───── DATA IN THIS EXERCISE ─────
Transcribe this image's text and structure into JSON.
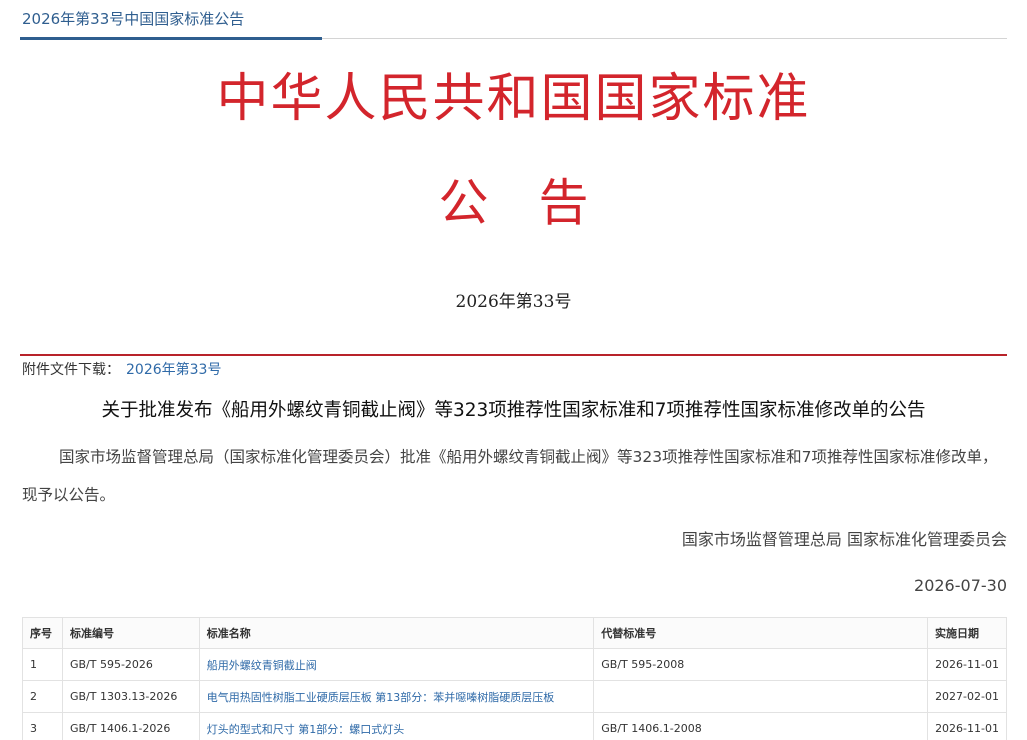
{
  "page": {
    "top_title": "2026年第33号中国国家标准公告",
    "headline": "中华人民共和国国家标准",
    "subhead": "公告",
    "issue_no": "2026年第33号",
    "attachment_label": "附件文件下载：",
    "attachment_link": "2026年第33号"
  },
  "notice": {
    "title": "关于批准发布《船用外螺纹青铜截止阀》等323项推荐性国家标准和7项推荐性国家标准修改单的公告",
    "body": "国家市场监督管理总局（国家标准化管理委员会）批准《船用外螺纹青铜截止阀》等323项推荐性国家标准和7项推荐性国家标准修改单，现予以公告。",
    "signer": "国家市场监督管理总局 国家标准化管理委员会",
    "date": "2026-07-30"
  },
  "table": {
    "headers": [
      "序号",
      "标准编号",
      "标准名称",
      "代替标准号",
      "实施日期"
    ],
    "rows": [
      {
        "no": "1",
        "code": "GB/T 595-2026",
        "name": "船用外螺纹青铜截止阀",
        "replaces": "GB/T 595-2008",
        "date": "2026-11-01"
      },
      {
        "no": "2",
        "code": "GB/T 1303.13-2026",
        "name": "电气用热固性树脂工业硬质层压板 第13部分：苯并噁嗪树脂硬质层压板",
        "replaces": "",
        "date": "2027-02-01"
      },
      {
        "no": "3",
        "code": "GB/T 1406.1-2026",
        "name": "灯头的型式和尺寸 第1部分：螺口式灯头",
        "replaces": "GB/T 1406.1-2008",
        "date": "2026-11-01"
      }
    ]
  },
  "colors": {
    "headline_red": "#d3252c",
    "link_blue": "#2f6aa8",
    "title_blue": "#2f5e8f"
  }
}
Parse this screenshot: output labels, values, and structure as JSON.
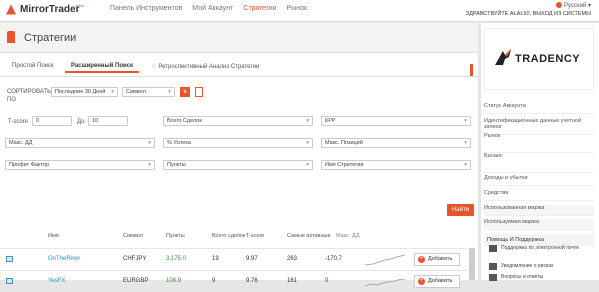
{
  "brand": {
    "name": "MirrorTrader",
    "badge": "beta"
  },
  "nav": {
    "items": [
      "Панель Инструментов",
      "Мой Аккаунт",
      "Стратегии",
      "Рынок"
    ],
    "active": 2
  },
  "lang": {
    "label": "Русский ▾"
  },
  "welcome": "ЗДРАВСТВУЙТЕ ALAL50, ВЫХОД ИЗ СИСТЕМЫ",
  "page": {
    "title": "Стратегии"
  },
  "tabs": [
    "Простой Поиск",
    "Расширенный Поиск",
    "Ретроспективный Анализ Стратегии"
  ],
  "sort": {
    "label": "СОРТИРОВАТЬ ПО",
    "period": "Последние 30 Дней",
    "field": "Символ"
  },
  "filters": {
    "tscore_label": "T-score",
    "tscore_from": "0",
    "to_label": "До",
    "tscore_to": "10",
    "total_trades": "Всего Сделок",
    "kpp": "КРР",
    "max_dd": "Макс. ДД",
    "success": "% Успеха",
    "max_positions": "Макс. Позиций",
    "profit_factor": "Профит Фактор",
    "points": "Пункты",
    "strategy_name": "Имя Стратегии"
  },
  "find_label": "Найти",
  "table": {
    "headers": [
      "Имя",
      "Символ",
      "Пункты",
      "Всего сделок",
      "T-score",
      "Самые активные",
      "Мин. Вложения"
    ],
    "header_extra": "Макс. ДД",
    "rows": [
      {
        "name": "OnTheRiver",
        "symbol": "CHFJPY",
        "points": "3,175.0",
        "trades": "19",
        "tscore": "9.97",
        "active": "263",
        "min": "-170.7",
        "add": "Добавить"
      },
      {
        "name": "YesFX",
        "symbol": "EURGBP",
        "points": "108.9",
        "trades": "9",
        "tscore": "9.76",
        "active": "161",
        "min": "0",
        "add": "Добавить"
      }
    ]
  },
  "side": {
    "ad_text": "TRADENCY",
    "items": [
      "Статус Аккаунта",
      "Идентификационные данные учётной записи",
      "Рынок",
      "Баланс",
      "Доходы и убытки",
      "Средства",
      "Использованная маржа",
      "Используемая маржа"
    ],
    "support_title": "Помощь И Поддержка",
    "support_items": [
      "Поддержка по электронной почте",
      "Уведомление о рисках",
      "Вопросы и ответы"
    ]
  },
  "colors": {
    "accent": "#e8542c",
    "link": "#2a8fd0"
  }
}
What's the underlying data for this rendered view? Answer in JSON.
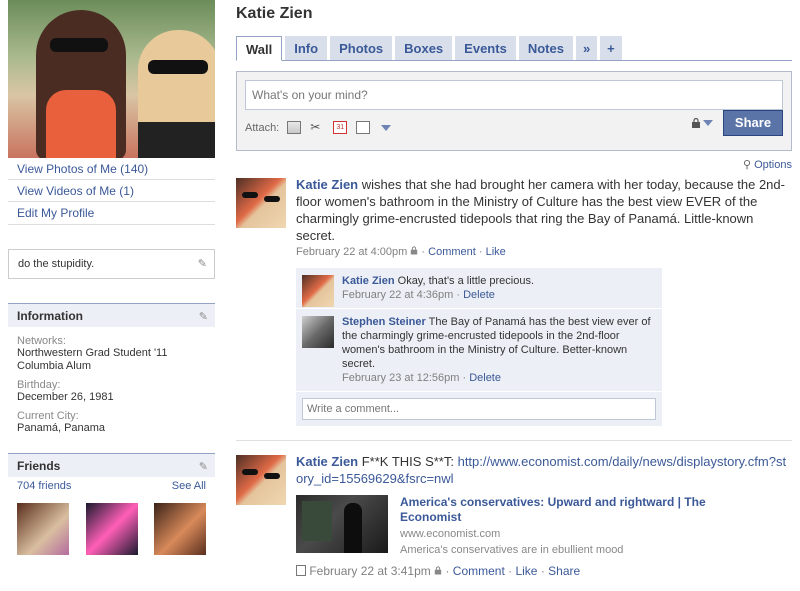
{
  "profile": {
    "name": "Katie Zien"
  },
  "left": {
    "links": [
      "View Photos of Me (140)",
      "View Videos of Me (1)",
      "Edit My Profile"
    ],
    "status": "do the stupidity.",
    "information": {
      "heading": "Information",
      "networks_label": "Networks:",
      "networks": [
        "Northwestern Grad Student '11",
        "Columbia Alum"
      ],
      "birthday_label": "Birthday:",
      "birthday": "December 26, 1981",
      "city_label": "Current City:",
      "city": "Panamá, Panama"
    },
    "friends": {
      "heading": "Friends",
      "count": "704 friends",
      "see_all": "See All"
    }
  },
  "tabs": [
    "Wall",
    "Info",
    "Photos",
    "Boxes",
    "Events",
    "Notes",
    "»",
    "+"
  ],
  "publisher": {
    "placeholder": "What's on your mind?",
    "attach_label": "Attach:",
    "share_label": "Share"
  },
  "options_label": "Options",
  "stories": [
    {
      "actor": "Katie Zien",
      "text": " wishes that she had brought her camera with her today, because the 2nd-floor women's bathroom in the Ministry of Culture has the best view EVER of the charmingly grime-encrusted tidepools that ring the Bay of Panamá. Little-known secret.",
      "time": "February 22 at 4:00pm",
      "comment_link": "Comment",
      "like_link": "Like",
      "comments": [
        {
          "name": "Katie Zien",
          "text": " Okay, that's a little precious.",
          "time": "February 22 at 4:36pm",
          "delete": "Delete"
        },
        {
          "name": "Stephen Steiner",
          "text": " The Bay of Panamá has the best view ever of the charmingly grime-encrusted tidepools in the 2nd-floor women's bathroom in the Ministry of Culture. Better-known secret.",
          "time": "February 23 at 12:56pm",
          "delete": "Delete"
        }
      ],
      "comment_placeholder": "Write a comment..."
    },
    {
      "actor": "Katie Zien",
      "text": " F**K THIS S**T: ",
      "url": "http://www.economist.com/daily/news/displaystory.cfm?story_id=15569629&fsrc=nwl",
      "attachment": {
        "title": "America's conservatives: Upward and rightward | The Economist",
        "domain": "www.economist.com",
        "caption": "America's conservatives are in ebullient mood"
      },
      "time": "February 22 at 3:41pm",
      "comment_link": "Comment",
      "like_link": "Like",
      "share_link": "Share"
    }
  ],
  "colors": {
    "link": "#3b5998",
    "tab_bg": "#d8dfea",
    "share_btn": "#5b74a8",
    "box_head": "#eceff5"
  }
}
─────
───── DATA IN THIS EXERCISE ─────
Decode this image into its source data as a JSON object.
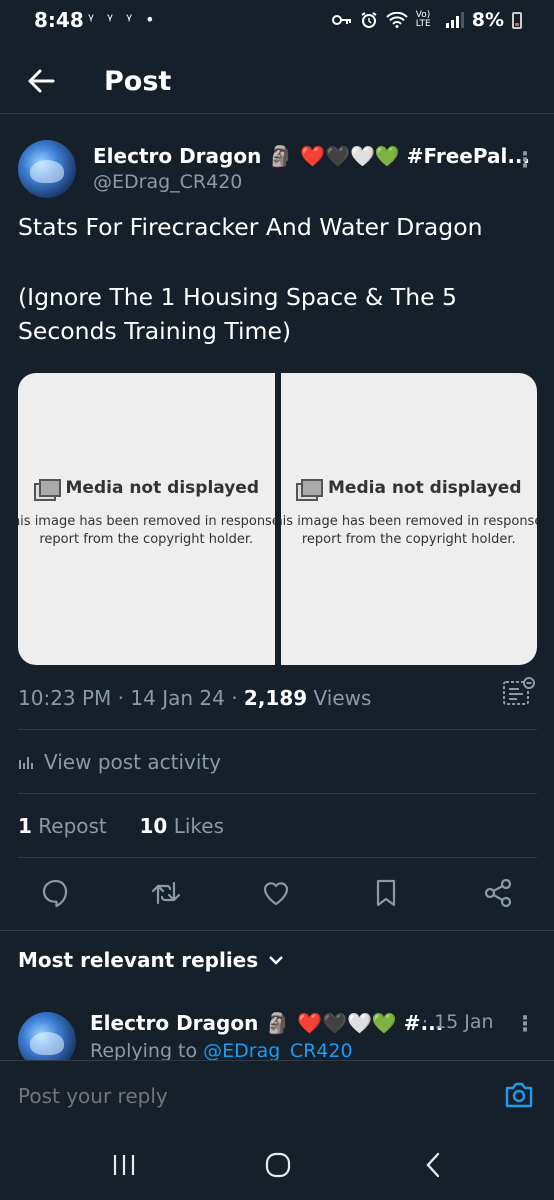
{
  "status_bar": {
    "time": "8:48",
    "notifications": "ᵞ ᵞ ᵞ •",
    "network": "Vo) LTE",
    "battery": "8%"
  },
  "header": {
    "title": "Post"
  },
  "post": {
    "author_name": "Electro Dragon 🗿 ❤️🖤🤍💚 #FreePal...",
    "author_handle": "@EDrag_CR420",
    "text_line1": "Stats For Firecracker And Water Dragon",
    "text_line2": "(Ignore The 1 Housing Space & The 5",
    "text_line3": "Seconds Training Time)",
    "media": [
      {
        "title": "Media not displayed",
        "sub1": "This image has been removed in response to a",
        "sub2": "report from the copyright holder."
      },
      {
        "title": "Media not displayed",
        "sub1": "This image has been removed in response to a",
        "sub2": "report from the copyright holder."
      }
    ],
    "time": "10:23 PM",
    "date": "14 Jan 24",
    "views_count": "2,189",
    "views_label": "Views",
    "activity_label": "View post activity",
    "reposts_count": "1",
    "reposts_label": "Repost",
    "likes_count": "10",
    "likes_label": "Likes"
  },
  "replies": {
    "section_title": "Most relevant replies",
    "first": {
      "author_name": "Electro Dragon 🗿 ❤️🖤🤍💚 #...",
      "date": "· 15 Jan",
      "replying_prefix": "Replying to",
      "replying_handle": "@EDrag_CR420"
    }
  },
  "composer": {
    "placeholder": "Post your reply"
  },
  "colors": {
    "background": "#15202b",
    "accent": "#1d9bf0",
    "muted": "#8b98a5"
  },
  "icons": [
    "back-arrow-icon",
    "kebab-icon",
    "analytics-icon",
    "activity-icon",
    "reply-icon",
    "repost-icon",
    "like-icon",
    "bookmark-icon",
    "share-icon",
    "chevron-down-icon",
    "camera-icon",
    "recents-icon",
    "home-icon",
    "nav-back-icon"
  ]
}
─────
(OBJECTIVE)
List every line above containing the word "into".

(OUTPUT BELOW)
Transcribe this image's text and structure into JSON.
Decode this image into its source data as a JSON object.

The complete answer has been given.